Stated goal: Collect every line below that contains the word "successful".

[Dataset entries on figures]
● ● ● ● ●

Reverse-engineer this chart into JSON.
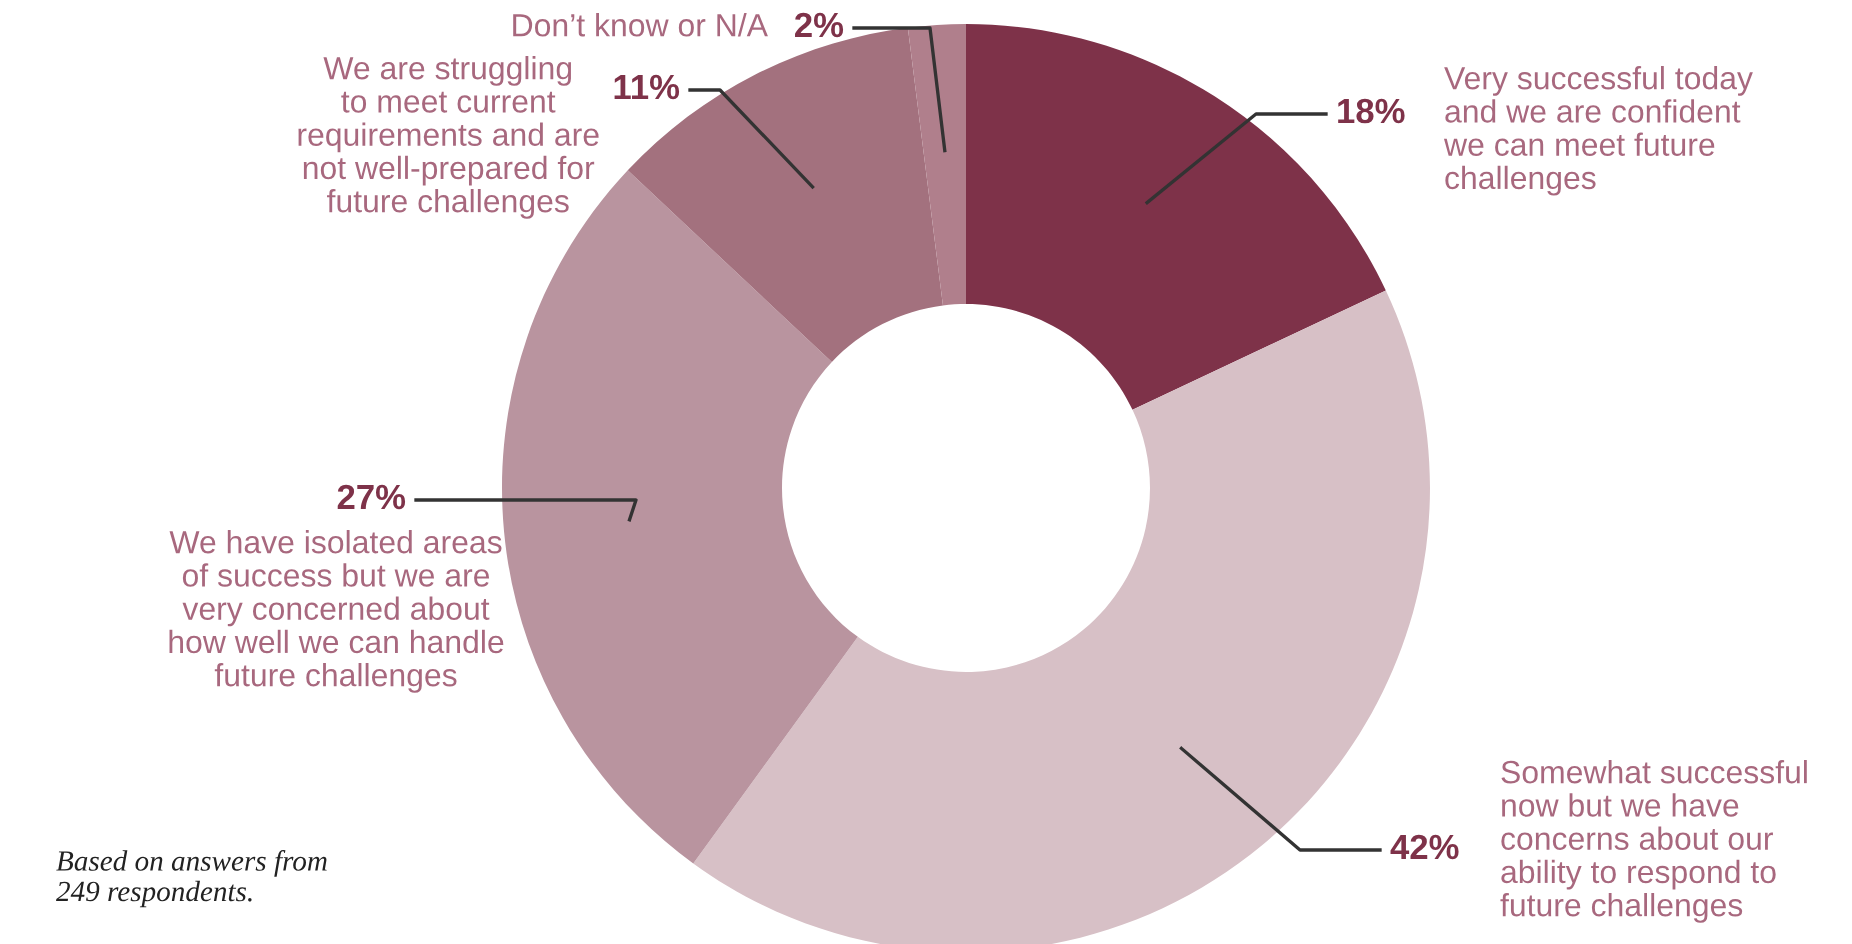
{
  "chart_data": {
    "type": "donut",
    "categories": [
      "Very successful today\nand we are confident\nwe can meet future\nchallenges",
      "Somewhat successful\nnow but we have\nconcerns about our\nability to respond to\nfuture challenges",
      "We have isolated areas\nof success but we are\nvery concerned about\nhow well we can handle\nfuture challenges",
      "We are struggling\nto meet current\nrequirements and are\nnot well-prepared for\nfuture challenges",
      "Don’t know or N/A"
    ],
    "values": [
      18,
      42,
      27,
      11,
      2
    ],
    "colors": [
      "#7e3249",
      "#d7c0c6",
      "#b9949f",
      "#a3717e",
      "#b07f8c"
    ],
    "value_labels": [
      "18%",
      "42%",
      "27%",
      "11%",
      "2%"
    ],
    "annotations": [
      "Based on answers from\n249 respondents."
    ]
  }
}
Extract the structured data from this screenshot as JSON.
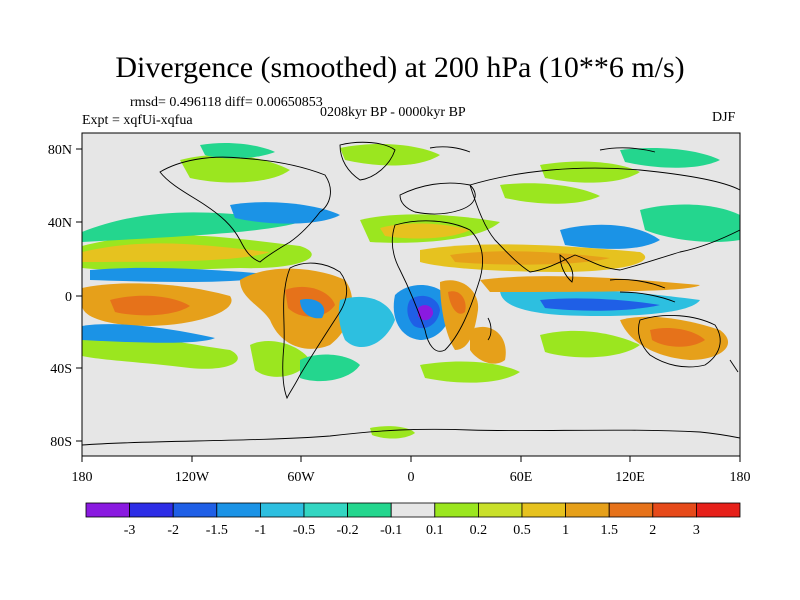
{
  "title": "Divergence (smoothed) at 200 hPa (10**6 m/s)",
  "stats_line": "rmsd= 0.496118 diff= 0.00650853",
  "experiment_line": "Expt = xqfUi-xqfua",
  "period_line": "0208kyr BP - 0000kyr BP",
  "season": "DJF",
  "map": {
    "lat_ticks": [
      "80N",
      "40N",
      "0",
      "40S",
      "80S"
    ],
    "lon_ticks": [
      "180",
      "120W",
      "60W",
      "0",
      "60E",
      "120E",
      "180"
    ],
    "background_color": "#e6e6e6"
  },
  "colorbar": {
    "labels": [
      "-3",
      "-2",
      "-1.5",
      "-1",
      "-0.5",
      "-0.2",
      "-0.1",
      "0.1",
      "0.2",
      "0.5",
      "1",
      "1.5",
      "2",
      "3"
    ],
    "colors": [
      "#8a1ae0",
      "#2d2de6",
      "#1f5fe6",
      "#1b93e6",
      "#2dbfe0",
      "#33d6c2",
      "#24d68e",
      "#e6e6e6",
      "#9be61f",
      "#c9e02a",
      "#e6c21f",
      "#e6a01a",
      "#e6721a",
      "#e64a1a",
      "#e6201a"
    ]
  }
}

● ● ● ● ●

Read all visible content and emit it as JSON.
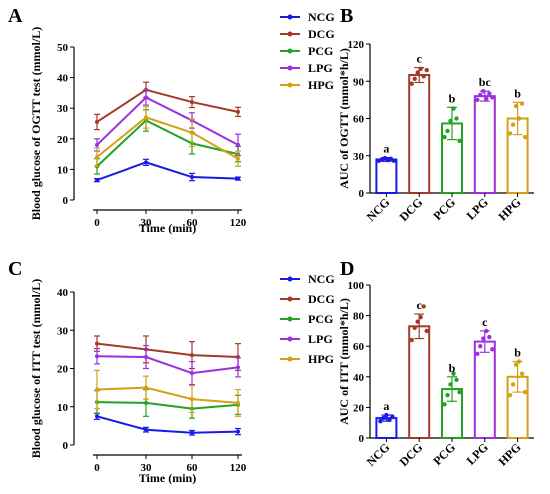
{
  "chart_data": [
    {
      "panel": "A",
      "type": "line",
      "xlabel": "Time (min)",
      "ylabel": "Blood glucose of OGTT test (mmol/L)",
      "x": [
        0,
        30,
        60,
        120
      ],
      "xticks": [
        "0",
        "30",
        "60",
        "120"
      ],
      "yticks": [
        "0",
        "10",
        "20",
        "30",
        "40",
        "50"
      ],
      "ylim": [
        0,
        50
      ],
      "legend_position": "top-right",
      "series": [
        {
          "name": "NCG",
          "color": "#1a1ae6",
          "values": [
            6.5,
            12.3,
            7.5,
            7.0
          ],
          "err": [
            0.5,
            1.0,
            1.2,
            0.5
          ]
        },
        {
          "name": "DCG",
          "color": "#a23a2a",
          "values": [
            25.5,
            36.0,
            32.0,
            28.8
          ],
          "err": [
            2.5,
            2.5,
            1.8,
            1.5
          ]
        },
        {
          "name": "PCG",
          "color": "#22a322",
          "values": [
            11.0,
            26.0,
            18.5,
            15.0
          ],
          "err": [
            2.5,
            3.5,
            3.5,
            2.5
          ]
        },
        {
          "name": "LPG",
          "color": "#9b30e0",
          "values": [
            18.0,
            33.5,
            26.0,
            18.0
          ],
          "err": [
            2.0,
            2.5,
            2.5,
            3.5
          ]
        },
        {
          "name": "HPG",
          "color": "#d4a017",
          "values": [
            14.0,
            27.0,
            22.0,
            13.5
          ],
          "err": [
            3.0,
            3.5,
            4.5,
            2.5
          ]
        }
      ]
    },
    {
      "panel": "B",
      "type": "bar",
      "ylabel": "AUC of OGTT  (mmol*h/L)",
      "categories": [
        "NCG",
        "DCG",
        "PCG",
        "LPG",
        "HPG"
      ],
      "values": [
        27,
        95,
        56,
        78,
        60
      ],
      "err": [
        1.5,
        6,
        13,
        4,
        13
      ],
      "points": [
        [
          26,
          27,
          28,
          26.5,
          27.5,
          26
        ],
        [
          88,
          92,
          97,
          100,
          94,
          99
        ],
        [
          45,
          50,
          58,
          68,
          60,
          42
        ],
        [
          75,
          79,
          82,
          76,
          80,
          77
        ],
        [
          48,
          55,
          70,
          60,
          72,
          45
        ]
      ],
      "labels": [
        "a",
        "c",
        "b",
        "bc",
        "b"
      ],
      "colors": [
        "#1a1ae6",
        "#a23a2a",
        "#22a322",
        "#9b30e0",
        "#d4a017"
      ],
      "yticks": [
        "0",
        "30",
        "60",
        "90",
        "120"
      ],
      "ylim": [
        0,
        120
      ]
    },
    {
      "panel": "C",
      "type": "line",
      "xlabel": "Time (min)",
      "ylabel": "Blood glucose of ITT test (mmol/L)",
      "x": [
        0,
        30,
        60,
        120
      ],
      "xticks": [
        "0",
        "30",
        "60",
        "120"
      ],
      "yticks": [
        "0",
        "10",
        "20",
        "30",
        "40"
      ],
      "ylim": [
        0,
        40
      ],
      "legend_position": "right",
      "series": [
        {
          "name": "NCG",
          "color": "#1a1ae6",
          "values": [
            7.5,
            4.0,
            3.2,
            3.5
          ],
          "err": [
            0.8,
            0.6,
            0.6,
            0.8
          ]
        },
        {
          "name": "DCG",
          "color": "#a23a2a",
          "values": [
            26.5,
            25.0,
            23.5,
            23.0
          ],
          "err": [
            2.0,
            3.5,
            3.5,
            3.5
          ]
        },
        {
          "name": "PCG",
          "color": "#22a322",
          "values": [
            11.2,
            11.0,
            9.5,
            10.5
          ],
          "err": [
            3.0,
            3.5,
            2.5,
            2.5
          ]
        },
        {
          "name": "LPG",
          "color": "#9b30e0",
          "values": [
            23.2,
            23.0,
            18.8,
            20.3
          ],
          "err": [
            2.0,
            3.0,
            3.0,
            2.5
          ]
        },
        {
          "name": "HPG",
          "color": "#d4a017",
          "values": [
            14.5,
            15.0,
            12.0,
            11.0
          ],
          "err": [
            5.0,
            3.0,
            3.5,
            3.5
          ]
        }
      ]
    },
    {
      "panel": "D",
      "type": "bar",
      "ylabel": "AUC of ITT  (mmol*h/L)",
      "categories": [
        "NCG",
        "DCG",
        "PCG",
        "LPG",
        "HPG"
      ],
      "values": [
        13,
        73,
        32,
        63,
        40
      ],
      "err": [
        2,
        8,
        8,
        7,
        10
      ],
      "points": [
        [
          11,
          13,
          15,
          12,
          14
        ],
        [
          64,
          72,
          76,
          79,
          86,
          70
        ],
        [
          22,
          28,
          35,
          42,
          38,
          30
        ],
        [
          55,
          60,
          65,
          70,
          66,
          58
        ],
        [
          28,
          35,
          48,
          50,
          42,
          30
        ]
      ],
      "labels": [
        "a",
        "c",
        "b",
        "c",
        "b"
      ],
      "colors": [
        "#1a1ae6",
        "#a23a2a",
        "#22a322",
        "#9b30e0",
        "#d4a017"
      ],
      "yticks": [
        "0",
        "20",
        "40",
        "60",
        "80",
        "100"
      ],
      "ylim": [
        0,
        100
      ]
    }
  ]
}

● ● ● ● ●

Complete response:
      "Very successful today\nand we are confident\nwe can meet future\nchallenges",
      "Somewhat successful\nnow but we have\nconcerns about our\nability to respond to\nfuture challenges",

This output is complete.